■ **THE TASK**
For each statement below, say yes or no to whether it agrees with the post on primes in arithmetic progressions, and quote the words of the post that decide it. 1. The writer's comment on Math Overflow drew no responses. 2. The writer has already bounded the error term by a constant. 3. The derivation begins by applying Abel's summation formula.

I am asking this question here, since my comment on this post on Math Overflow got no responses.
I need an explicit (computable) bound on the $O(1)$ term in the following asymptotic formula:
$$\sum_{\substack{p\le x \\p\equiv a\;(\text{mod} \; q)}}\frac{\log(p)}{p}=\frac{\log(x)}{\phi(q)}+O(1),$$
where $\gcd(a,q)=1$. Specifically for the cases $q=4$ and $a\in\{1,2\}$. However, using the prime number theorem for arithmetic progressions, I have not been able to get the error better than $O(\log(\log(n)))$. This is what I have done so far:
let $\pi(x;q,a)$ denote the number of primes less than or equal to $x$ that are congruent to $a$ modulo $q$. By Abel's summation formula, we have
\begin{equation}
\sum_{\substack{p\le x \\ p\equiv a (\text{mod}\; q)}}\frac{\log(p)}{p}=\frac{\log(x)}{x}\pi(x;q,a)+\int_{2}^{x}\frac{\log(t)-1}{t^2}\pi(t;q,a)dt
\hspace{8mm}(1)\end{equation}
Let $\theta(x;q,a):=\sum_{\substack{p\le x \\ p\equiv a (\text{mod}\; q)}}\log(p)$. Then
\begin{align*}
\pi(x;q,a)=\frac{\theta(x;q,a)}{\log(x)}+\int_{2}^{x}\frac{\theta(t;q,a)}{t\log^2(t)}dt
\end{align*}
by the result on page 142 here. Therefore:
\begin{align*}
\frac{\log(x)}{x}\pi(x;q,a)=\frac{\theta(x;q,a)}{x}+\frac{\log(x)}{x}\int_{2}^{x}\frac{\theta(t;q,a)}{t\log^2(t)}dt.

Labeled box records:
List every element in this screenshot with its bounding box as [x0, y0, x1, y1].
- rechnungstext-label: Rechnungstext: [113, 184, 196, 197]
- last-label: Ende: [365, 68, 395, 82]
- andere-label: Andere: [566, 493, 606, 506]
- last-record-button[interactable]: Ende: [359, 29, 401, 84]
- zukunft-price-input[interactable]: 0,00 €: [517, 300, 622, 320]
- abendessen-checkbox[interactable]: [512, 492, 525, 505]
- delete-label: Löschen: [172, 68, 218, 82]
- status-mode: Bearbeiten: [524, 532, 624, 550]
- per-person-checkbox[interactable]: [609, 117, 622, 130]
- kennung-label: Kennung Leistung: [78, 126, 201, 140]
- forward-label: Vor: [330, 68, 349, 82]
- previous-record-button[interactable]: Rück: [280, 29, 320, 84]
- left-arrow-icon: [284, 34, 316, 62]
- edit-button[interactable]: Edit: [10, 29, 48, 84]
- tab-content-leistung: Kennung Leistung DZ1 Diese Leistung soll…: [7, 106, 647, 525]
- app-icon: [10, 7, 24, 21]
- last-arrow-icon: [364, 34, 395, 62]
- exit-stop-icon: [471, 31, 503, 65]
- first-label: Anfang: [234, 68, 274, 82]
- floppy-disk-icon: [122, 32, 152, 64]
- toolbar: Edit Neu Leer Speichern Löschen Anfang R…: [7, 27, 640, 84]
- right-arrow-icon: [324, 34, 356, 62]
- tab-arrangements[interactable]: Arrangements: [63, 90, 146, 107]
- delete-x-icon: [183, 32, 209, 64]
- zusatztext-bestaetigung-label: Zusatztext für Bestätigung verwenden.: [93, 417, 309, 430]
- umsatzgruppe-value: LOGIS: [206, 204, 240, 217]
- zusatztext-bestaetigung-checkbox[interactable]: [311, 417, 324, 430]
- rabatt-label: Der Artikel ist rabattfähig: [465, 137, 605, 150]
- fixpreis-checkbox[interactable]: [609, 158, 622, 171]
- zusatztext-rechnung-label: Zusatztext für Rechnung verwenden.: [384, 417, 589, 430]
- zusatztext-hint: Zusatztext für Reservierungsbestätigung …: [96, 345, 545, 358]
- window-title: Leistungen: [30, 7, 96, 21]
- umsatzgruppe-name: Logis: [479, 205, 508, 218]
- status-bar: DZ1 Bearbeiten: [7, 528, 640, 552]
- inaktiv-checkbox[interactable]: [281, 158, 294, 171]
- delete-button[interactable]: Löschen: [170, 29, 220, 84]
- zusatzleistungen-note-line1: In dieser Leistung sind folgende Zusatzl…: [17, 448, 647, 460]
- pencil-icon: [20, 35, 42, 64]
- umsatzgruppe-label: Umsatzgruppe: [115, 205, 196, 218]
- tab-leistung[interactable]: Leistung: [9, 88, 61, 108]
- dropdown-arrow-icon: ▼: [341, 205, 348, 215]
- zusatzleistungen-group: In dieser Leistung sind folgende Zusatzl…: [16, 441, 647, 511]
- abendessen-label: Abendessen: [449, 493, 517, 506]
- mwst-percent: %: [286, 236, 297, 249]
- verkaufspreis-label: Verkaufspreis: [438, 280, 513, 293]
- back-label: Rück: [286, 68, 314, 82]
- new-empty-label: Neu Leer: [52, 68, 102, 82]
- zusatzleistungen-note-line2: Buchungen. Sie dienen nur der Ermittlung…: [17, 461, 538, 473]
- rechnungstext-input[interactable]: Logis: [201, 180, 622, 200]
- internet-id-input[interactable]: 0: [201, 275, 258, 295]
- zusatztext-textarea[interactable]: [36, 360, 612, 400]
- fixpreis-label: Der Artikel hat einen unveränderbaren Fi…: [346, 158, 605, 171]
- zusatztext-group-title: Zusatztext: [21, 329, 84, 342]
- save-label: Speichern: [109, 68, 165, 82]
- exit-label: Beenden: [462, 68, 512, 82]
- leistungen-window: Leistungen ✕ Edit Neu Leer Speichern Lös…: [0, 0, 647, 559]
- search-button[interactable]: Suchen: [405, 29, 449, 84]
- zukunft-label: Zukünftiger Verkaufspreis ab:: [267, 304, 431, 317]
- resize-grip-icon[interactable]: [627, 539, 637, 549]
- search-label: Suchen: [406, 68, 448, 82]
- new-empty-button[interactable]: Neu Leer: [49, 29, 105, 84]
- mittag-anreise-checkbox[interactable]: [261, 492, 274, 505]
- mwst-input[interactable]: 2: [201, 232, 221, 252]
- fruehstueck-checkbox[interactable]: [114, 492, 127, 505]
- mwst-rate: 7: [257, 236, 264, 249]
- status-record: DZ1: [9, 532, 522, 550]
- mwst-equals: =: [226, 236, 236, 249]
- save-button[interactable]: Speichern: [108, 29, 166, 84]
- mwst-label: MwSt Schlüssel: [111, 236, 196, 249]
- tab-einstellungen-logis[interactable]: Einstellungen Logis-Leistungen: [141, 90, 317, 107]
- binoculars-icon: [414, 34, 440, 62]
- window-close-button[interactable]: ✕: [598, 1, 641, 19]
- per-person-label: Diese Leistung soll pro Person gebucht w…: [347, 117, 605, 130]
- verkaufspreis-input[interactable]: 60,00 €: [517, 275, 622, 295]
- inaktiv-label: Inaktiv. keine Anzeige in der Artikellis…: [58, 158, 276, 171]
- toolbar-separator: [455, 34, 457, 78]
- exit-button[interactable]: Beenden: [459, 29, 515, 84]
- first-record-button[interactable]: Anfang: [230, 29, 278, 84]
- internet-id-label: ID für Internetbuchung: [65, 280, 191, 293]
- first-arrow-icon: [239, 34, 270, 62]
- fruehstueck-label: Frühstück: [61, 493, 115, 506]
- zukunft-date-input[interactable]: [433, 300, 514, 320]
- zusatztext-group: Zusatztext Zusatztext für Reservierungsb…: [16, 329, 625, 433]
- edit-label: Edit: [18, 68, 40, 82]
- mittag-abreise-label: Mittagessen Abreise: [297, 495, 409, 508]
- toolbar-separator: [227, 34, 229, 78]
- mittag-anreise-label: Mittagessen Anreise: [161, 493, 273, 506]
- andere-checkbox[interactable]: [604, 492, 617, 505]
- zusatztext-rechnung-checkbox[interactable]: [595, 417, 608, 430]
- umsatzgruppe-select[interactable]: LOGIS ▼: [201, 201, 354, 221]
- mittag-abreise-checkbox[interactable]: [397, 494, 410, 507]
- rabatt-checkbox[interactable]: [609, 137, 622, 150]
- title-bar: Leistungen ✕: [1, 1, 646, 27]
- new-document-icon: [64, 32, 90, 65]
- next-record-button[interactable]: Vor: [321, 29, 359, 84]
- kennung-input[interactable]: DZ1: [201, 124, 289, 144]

■ **RESPONSE TO THE EXERCISE**
1. Yes: "my comment on this post on Math Overflow got no responses"
2. No: "I have not been able to get the error better than"
3. Yes: "By Abel's summation formula, we have"